Data items:
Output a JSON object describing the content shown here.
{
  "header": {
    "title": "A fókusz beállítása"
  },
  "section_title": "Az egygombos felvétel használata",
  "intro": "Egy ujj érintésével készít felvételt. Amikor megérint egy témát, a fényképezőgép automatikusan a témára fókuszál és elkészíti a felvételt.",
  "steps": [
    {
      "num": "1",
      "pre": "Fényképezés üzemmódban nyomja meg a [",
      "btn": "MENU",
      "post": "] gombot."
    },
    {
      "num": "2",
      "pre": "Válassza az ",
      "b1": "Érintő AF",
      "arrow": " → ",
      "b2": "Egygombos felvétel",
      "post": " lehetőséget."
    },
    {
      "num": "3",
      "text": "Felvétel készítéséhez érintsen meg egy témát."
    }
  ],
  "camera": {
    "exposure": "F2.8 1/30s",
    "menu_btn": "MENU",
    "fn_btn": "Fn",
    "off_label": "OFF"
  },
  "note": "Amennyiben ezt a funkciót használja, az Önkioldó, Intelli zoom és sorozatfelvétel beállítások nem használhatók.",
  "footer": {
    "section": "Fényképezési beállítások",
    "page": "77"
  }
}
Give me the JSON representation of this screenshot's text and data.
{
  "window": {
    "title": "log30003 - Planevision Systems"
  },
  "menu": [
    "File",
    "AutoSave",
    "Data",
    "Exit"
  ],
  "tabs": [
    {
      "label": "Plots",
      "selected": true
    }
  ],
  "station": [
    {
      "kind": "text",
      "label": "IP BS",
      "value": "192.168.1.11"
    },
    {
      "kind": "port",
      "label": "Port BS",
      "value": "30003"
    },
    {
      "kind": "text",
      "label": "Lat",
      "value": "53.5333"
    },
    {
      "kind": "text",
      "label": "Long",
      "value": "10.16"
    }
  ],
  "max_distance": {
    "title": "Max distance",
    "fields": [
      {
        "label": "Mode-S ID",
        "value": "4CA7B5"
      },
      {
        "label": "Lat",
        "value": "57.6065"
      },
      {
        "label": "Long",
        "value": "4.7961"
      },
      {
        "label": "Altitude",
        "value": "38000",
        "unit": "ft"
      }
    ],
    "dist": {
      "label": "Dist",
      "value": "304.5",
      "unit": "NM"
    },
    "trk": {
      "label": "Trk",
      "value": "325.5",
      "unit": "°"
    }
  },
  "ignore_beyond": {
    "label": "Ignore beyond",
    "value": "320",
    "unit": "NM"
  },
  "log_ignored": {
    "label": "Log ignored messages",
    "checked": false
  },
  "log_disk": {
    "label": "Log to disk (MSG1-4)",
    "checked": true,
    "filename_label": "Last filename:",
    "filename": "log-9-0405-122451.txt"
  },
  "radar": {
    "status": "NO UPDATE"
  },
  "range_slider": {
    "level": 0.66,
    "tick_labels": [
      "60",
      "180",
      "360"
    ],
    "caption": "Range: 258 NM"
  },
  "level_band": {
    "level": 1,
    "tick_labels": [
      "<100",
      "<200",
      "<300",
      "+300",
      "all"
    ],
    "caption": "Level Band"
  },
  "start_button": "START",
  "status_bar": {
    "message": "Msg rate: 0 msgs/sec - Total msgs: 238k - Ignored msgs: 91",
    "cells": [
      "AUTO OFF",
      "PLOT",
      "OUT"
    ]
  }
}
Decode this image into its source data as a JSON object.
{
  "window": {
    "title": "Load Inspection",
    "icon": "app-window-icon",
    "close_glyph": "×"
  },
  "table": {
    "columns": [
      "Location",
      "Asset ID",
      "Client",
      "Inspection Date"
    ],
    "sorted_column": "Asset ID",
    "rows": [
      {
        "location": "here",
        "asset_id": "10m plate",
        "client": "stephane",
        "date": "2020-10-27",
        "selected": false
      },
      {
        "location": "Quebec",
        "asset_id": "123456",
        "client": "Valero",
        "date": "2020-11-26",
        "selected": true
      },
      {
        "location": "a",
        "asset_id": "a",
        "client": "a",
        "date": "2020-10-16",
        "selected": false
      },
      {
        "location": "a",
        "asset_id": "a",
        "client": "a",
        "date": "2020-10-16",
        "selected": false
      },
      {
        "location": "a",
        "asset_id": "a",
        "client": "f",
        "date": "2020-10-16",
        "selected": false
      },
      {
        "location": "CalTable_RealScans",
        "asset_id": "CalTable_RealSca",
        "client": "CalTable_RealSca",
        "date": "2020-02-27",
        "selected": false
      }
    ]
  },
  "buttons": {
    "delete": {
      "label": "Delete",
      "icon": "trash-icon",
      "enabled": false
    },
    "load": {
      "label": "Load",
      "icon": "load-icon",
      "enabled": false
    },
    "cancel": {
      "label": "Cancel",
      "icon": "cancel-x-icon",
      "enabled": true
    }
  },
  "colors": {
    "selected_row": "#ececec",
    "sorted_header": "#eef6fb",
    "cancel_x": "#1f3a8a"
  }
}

_BRIEF_: Exactly reproduce every line of the data above.

_RESULT OF THE TASK_:
Output a JSON object describing the content shown here.
{
  "header": {
    "title": "A fókusz beállítása"
  },
  "section_title": "Az egygombos felvétel használata",
  "intro": "Egy ujj érintésével készít felvételt. Amikor megérint egy témát, a fényképezőgép automatikusan a témára fókuszál és elkészíti a felvételt.",
  "steps": [
    {
      "num": "1",
      "pre": "Fényképezés üzemmódban nyomja meg a [",
      "btn": "MENU",
      "post": "] gombot."
    },
    {
      "num": "2",
      "pre": "Válassza az ",
      "b1": "Érintő AF",
      "arrow": " → ",
      "b2": "Egygombos felvétel",
      "post": " lehetőséget."
    },
    {
      "num": "3",
      "text": "Felvétel készítéséhez érintsen meg egy témát."
    }
  ],
  "camera": {
    "exposure": "F2.8 1/30s",
    "menu_btn": "MENU",
    "fn_btn": "Fn",
    "off_label": "OFF"
  },
  "note": "Amennyiben ezt a funkciót használja, az Önkioldó, Intelli zoom és sorozatfelvétel beállítások nem használhatók.",
  "footer": {
    "section": "Fényképezési beállítások",
    "page": "77"
  }
}
Give me the JSON representation of this screenshot's text and data.
{
  "window": {
    "title": "log30003 - Planevision Systems"
  },
  "menu": [
    "File",
    "AutoSave",
    "Data",
    "Exit"
  ],
  "tabs": [
    {
      "label": "Plots",
      "selected": true
    }
  ],
  "station": [
    {
      "kind": "text",
      "label": "IP BS",
      "value": "192.168.1.11"
    },
    {
      "kind": "port",
      "label": "Port BS",
      "value": "30003"
    },
    {
      "kind": "text",
      "label": "Lat",
      "value": "53.5333"
    },
    {
      "kind": "text",
      "label": "Long",
      "value": "10.16"
    }
  ],
  "max_distance": {
    "title": "Max distance",
    "fields": [
      {
        "label": "Mode-S ID",
        "value": "4CA7B5"
      },
      {
        "label": "Lat",
        "value": "57.6065"
      },
      {
        "label": "Long",
        "value": "4.7961"
      },
      {
        "label": "Altitude",
        "value": "38000",
        "unit": "ft"
      }
    ],
    "dist": {
      "label": "Dist",
      "value": "304.5",
      "unit": "NM"
    },
    "trk": {
      "label": "Trk",
      "value": "325.5",
      "unit": "°"
    }
  },
  "ignore_beyond": {
    "label": "Ignore beyond",
    "value": "320",
    "unit": "NM"
  },
  "log_ignored": {
    "label": "Log ignored messages",
    "checked": false
  },
  "log_disk": {
    "label": "Log to disk (MSG1-4)",
    "checked": true,
    "filename_label": "Last filename:",
    "filename": "log-9-0405-122451.txt"
  },
  "radar": {
    "status": "NO UPDATE"
  },
  "range_slider": {
    "level": 0.66,
    "tick_labels": [
      "60",
      "180",
      "360"
    ],
    "caption": "Range: 258 NM"
  },
  "level_band": {
    "level": 1,
    "tick_labels": [
      "<100",
      "<200",
      "<300",
      "+300",
      "all"
    ],
    "caption": "Level Band"
  },
  "start_button": "START",
  "status_bar": {
    "message": "Msg rate: 0 msgs/sec - Total msgs: 238k - Ignored msgs: 91",
    "cells": [
      "AUTO OFF",
      "PLOT",
      "OUT"
    ]
  }
}
Decode this image into its source data as a JSON object.
{
  "window": {
    "title": "Load Inspection",
    "icon": "app-window-icon",
    "close_glyph": "×"
  },
  "table": {
    "columns": [
      "Location",
      "Asset ID",
      "Client",
      "Inspection Date"
    ],
    "sorted_column": "Asset ID",
    "rows": [
      {
        "location": "here",
        "asset_id": "10m plate",
        "client": "stephane",
        "date": "2020-10-27",
        "selected": false
      },
      {
        "location": "Quebec",
        "asset_id": "123456",
        "client": "Valero",
        "date": "2020-11-26",
        "selected": true
      },
      {
        "location": "a",
        "asset_id": "a",
        "client": "a",
        "date": "2020-10-16",
        "selected": false
      },
      {
        "location": "a",
        "asset_id": "a",
        "client": "a",
        "date": "2020-10-16",
        "selected": false
      },
      {
        "location": "a",
        "asset_id": "a",
        "client": "f",
        "date": "2020-10-16",
        "selected": false
      },
      {
        "location": "CalTable_RealScans",
        "asset_id": "CalTable_RealSca",
        "client": "CalTable_RealSca",
        "date": "2020-02-27",
        "selected": false
      }
    ]
  },
  "buttons": {
    "delete": {
      "label": "Delete",
      "icon": "trash-icon",
      "enabled": false
    },
    "load": {
      "label": "Load",
      "icon": "load-icon",
      "enabled": false
    },
    "cancel": {
      "label": "Cancel",
      "icon": "cancel-x-icon",
      "enabled": true
    }
  },
  "colors": {
    "selected_row": "#ececec",
    "sorted_header": "#eef6fb",
    "cancel_x": "#1f3a8a"
  }
}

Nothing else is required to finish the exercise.